Records from a dataset
+ + +

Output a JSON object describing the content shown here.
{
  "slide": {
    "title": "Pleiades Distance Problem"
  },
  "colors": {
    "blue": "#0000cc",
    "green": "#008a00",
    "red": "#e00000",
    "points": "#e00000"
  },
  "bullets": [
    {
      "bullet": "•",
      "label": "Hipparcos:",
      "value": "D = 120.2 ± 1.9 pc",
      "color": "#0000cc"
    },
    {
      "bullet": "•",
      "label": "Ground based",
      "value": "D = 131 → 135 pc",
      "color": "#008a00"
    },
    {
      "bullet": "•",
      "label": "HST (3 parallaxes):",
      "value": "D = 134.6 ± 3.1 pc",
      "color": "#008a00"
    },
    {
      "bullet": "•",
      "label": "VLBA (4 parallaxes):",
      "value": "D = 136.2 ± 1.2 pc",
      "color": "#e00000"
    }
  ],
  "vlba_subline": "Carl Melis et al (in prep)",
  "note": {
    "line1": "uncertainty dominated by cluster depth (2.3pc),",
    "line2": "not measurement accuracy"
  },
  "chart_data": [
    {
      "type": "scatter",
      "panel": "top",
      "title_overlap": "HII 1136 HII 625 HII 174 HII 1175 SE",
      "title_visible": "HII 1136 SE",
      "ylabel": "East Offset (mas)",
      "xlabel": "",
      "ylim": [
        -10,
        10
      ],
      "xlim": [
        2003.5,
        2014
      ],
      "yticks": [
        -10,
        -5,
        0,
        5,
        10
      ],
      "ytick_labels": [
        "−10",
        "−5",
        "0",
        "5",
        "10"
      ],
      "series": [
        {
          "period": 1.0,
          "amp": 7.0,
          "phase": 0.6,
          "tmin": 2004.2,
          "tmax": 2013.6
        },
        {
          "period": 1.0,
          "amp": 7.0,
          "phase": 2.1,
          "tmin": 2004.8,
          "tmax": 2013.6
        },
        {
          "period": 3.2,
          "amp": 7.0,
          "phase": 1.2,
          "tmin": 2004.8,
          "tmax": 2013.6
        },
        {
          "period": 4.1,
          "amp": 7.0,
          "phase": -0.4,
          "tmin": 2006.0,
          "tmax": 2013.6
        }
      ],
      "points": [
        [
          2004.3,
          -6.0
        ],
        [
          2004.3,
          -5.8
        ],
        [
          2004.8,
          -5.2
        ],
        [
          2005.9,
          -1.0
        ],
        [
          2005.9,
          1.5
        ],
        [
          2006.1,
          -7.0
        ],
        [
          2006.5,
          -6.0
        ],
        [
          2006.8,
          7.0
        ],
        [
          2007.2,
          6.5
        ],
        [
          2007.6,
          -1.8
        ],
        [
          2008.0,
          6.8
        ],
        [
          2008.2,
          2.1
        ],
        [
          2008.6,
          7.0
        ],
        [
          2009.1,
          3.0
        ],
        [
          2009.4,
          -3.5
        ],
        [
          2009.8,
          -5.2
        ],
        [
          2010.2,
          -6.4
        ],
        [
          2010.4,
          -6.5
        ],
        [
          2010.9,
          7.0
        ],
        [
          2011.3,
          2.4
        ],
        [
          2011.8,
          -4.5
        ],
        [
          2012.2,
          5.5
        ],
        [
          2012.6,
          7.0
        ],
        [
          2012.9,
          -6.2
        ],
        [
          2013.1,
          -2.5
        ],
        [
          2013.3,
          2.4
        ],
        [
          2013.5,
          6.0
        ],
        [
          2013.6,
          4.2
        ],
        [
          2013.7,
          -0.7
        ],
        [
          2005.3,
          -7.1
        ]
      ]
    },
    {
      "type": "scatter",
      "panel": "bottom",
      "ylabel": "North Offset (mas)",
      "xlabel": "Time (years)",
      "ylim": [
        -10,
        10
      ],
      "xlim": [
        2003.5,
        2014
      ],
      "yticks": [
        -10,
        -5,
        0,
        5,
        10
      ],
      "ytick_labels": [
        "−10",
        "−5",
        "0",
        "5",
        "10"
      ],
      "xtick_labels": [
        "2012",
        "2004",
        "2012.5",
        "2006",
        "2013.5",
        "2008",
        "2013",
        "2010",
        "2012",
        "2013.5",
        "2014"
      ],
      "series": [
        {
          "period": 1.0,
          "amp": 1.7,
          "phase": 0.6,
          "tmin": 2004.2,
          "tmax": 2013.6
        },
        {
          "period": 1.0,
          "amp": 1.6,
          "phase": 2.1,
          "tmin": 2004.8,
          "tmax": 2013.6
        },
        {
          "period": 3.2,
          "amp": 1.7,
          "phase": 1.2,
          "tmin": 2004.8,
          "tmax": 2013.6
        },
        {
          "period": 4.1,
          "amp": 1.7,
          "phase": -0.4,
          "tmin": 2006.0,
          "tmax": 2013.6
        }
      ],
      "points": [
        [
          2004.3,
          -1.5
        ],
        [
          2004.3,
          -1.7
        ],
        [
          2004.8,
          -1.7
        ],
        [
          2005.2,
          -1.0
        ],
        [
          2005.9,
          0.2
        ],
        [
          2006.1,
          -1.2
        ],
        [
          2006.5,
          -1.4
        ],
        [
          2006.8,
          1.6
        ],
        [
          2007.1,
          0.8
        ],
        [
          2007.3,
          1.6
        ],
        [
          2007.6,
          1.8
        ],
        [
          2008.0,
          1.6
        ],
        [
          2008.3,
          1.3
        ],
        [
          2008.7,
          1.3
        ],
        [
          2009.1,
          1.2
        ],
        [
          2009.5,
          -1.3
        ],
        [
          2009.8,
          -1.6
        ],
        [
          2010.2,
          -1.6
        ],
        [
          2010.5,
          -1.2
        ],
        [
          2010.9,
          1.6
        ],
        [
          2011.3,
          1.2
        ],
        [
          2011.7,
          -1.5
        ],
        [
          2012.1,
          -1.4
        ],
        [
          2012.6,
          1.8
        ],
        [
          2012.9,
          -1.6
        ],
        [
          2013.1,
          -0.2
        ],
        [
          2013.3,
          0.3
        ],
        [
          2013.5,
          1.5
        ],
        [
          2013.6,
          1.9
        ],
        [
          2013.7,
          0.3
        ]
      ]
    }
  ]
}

+ + +

__Work to be completed__. Pull out each line of the listing that holds the string "value".

__Solution to the problem__.
      "value": "D = 120.2 ± 1.9 pc",
      "value": "D = 131 → 135 pc",
      "value": "D = 134.6 ± 3.1 pc",
      "value": "D = 136.2 ± 1.2 pc",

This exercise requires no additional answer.